Problem requirements:
Extract, from the listing that follows, each line containing the word "document".

Input for this task:
···
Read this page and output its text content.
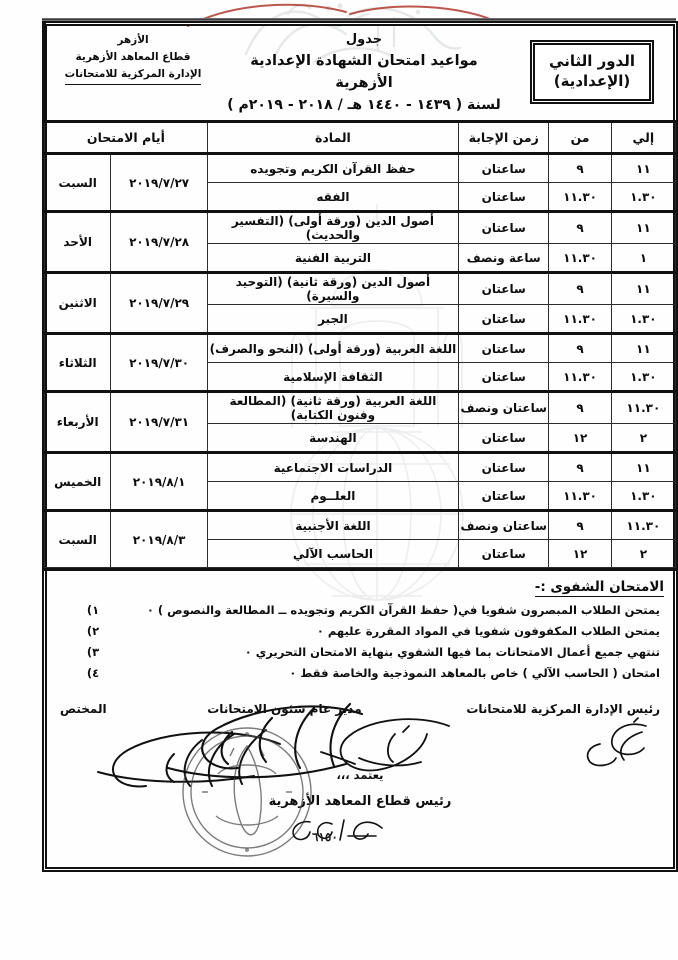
الدور الثاني
(الإعدادية)
جدول
مواعيد امتحان الشهادة الإعدادية الأزهرية
لسنة ( ١٤٣٩ - ١٤٤٠ هـ / ٢٠١٨ - ٢٠١٩م )
الأزهر
قطاع المعاهد الأزهرية
الإدارة المركزية للامتحانات
إلي	من	زمن الإجابة	المادة	أيام الامتحان	
١١	٩	ساعتان	حفظ القرآن الكريم وتجويده	٢٠١٩/٧/٢٧	السبت
١.٣٠	١١.٣٠	ساعتان	الفقه		
١١	٩	ساعتان	أصول الدين (ورقة أولى) (التفسير والحديث)	٢٠١٩/٧/٢٨	الأحد
١	١١.٣٠	ساعة ونصف	التربية الفنية		
١١	٩	ساعتان	أصول الدين (ورقة ثانية) (التوحيد والسيرة)	٢٠١٩/٧/٢٩	الاثنين
١.٣٠	١١.٣٠	ساعتان	الجبر		
١١	٩	ساعتان	اللغة العربية (ورقة أولى) (النحو والصرف)	٢٠١٩/٧/٣٠	الثلاثاء
١.٣٠	١١.٣٠	ساعتان	الثقافة الإسلامية		
١١.٣٠	٩	ساعتان ونصف	اللغة العربية (ورقة ثانية) (المطالعة وفنون الكتابة)	٢٠١٩/٧/٣١	الأربعاء
٢	١٢	ساعتان	الهندسة		
١١	٩	ساعتان	الدراسات الاجتماعية	٢٠١٩/٨/١	الخميس
١.٣٠	١١.٣٠	ساعتان	العلــوم		
١١.٣٠	٩	ساعتان ونصف	اللغة الأجنبية	٢٠١٩/٨/٣	السبت
٢	١٢	ساعتان	الحاسب الآلي		
الامتحان الشفوى :-
يمتحن الطلاب المبصرون شفويا في( حفظ القرآن الكريم وتجويده ــ المطالعة والنصوص ) ٠
١)
يمتحن الطلاب المكفوفون شفويا في المواد المقررة عليهم ٠
٢)
تنتهي جميع أعمال الامتحانات بما فيها الشفوي بنهاية الامتحان التحريري ٠
٣)
امتحان ( الحاسب الآلي ) خاص بالمعاهد النموذجية والخاصة فقط ٠
٤)
رئيس الإدارة المركزية للامتحانات
مدير عام شئون الامتحانات
المختص
يعتمد ،،،
رئيس قطاع المعاهد الأزهرية
٦١٥٠
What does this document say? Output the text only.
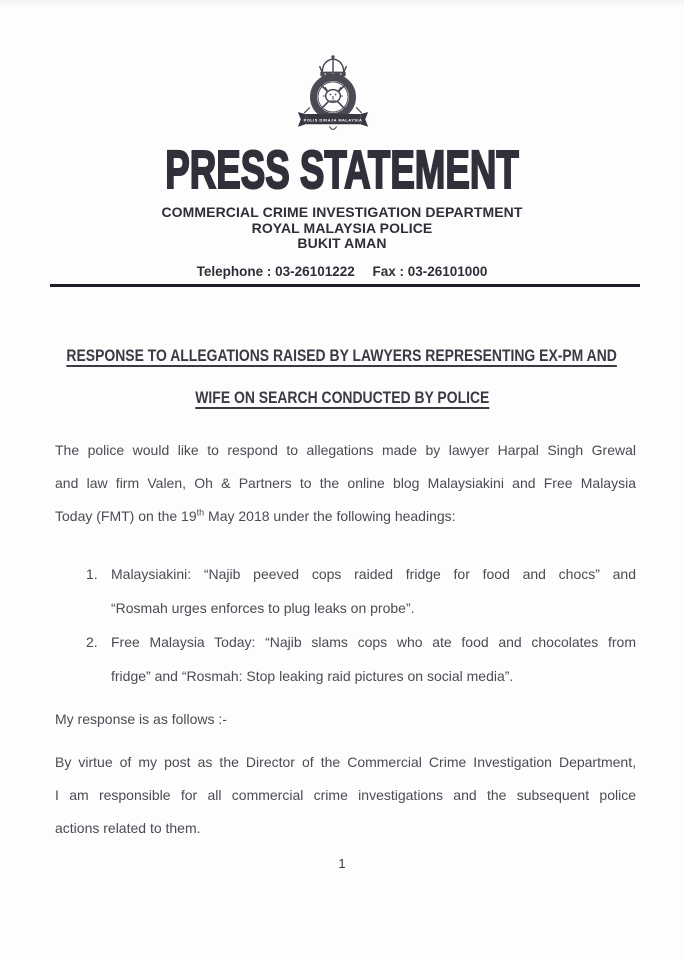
POLIS DIRAJA MALAYSIA
PRESS STATEMENT
COMMERCIAL CRIME INVESTIGATION DEPARTMENT
ROYAL MALAYSIA POLICE
BUKIT AMAN
Telephone : 03-26101222 Fax : 03-26101000
RESPONSE TO ALLEGATIONS RAISED BY LAWYERS REPRESENTING EX-PM AND
WIFE ON SEARCH CONDUCTED BY POLICE
The police would like to respond to allegations made by lawyer Harpal Singh Grewal
and law firm Valen, Oh & Partners to the online blog Malaysiakini and Free Malaysia
Today (FMT) on the 19th May 2018 under the following headings:
1. Malaysiakini: “Najib peeved cops raided fridge for food and chocs” and
“Rosmah urges enforces to plug leaks on probe”.
2. Free Malaysia Today: “Najib slams cops who ate food and chocolates from
fridge” and “Rosmah: Stop leaking raid pictures on social media”.
My response is as follows :-
By virtue of my post as the Director of the Commercial Crime Investigation Department,
I am responsible for all commercial crime investigations and the subsequent police
actions related to them.
1
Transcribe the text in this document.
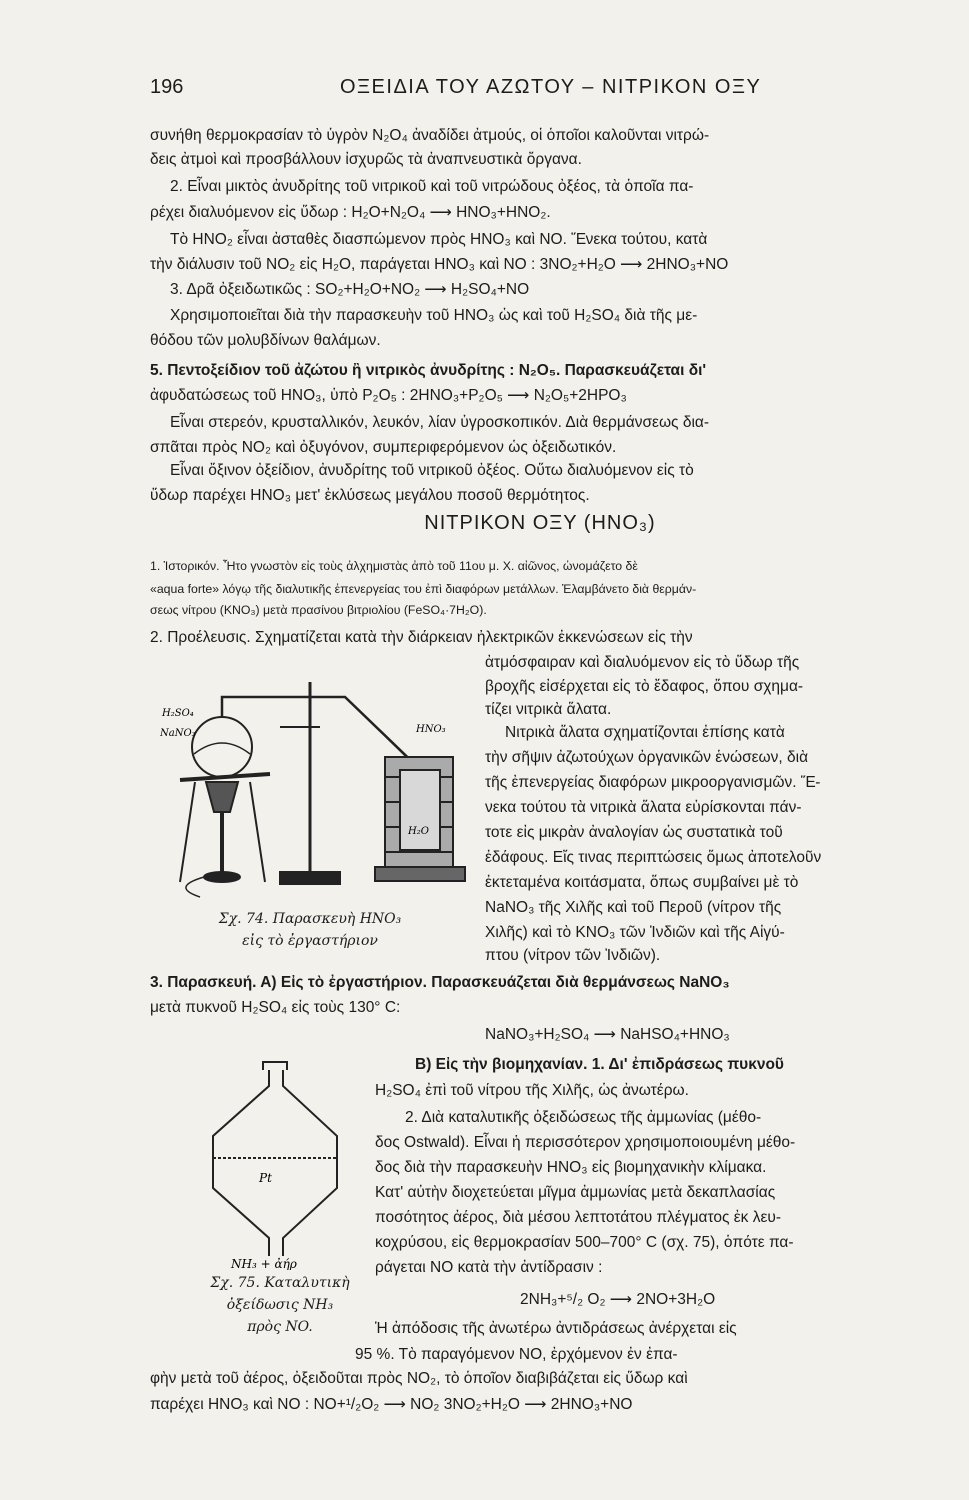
196	ΟΞΕΙΔΙΑ ΤΟΥ ΑΖΩΤΟΥ – ΝΙΤΡΙΚΟΝ ΟΞΥ
συνήθη θερμοκρασίαν τὸ ὑγρὸν N₂O₄ ἀναδίδει ἀτμούς, οἱ ὁποῖοι καλοῦνται νιτρώ-
δεις ἀτμοὶ καὶ προσβάλλουν ἰσχυρῶς τὰ ἀναπνευστικὰ ὄργανα.
2. Εἶναι μικτὸς ἀνυδρίτης τοῦ νιτρικοῦ καὶ τοῦ νιτρώδους ὀξέος, τὰ ὁποῖα πα-
ρέχει διαλυόμενον εἰς ὕδωρ : H₂O+N₂O₄ ⟶ HNO₃+HNO₂.
Τὸ HNO₂ εἶναι ἀσταθὲς διασπώμενον πρὸς HNO₃ καὶ NO. Ἕνεκα τούτου, κατὰ
τὴν διάλυσιν τοῦ NO₂ εἰς H₂O, παράγεται HNO₃ καὶ NO : 3NO₂+H₂O ⟶ 2HNO₃+NO
3. Δρᾶ ὀξειδωτικῶς : SO₂+H₂O+NO₂ ⟶ H₂SO₄+NO
Χρησιμοποιεῖται διὰ τὴν παρασκευὴν τοῦ HNO₃ ὡς καὶ τοῦ H₂SO₄ διὰ τῆς με-
θόδου τῶν μολυβδίνων θαλάμων.
5. Πεντοξείδιον τοῦ ἀζώτου ἢ νιτρικὸς ἀνυδρίτης : N₂O₅. Παρασκευάζεται δι'
ἀφυδατώσεως τοῦ HNO₃, ὑπὸ P₂O₅ : 2HNO₃+P₂O₅ ⟶ N₂O₅+2HPO₃
Εἶναι στερεόν, κρυσταλλικόν, λευκόν, λίαν ὑγροσκοπικόν. Διὰ θερμάνσεως δια-
σπᾶται πρὸς NO₂ καὶ ὀξυγόνον, συμπεριφερόμενον ὡς ὀξειδωτικόν.
Εἶναι ὄξινον ὀξείδιον, ἀνυδρίτης τοῦ νιτρικοῦ ὀξέος. Οὕτω διαλυόμενον εἰς τὸ
ὕδωρ παρέχει HNO₃ μετ' ἐκλύσεως μεγάλου ποσοῦ θερμότητος.
ΝΙΤΡΙΚΟΝ ΟΞΥ (HNO₃)
1. Ἱστορικόν. Ἦτο γνωστὸν εἰς τοὺς ἀλχημιστὰς ἀπὸ τοῦ 11ου μ. Χ. αἰῶνος, ὠνομάζετο δὲ
«aqua forte» λόγῳ τῆς διαλυτικῆς ἐπενεργείας του ἐπὶ διαφόρων μετάλλων. Ἐλαμβάνετο διὰ θερμάν-
σεως νίτρου (KNO₃) μετὰ πρασίνου βιτριολίου (FeSO₄·7H₂O).
2. Προέλευσις. Σχηματίζεται κατὰ τὴν διάρκειαν ἠλεκτρικῶν ἐκκενώσεων εἰς τὴν
ἀτμόσφαιραν καὶ διαλυόμενον εἰς τὸ ὕδωρ τῆς
βροχῆς εἰσέρχεται εἰς τὸ ἔδαφος, ὅπου σχημα-
τίζει νιτρικὰ ἅλατα.
Νιτρικὰ ἅλατα σχηματίζονται ἐπίσης κατὰ
τὴν σῆψιν ἀζωτούχων ὀργανικῶν ἑνώσεων, διὰ
τῆς ἐπενεργείας διαφόρων μικροοργανισμῶν. Ἕ-
νεκα τούτου τὰ νιτρικὰ ἅλατα εὑρίσκονται πάν-
τοτε εἰς μικρὰν ἀναλογίαν ὡς συστατικὰ τοῦ
ἐδάφους. Εἴς τινας περιπτώσεις ὅμως ἀποτελοῦν
ἐκτεταμένα κοιτάσματα, ὅπως συμβαίνει μὲ τὸ
NaNO₃ τῆς Χιλῆς καὶ τοῦ Περοῦ (νίτρον τῆς
Χιλῆς) καὶ τὸ KNO₃ τῶν Ἰνδιῶν καὶ τῆς Αἰγύ-
πτου (νίτρον τῶν Ἰνδιῶν).
H₂SO₄
NaNO₃	HNO₃
H₂O
Σχ. 74. Παρασκευὴ HNO₃
εἰς τὸ ἐργαστήριον
3. Παρασκευή. Α) Εἰς τὸ ἐργαστήριον. Παρασκευάζεται διὰ θερμάνσεως NaNO₃
μετὰ πυκνοῦ H₂SO₄ εἰς τοὺς 130° C:
NaNO₃+H₂SO₄ ⟶ NaHSO₄+HNO₃
Pt
NH₃ + ἀήρ
Σχ. 75. Καταλυτικὴ
ὀξείδωσις NH₃
πρὸς NO.
Β) Εἰς τὴν βιομηχανίαν. 1. Δι' ἐπιδράσεως πυκνοῦ
H₂SO₄ ἐπὶ τοῦ νίτρου τῆς Χιλῆς, ὡς ἀνωτέρω.
2. Διὰ καταλυτικῆς ὀξειδώσεως τῆς ἀμμωνίας (μέθο-
δος Ostwald). Εἶναι ἡ περισσότερον χρησιμοποιουμένη μέθο-
δος διὰ τὴν παρασκευὴν HNO₃ εἰς βιομηχανικὴν κλίμακα.
Κατ' αὐτὴν διοχετεύεται μῖγμα ἀμμωνίας μετὰ δεκαπλασίας
ποσότητος ἀέρος, διὰ μέσου λεπτοτάτου πλέγματος ἐκ λευ-
κοχρύσου, εἰς θερμοκρασίαν 500–700° C (σχ. 75), ὁπότε πα-
ράγεται NO κατὰ τὴν ἀντίδρασιν :
2NH₃+⁵/₂ O₂ ⟶ 2NO+3H₂O
Ἡ ἀπόδοσις τῆς ἀνωτέρω ἀντιδράσεως ἀνέρχεται εἰς
95 %. Τὸ παραγόμενον NO, ἐρχόμενον ἐν ἐπα-
φὴν μετὰ τοῦ ἀέρος, ὀξειδοῦται πρὸς NO₂, τὸ ὁποῖον διαβιβάζεται εἰς ὕδωρ καὶ
παρέχει HNO₃ καὶ NO : NO+¹/₂O₂ ⟶ NO₂ 3NO₂+H₂O ⟶ 2HNO₃+NO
···
Solved problem:
What does this document say? Output the text only.
Transcribe the text in this document.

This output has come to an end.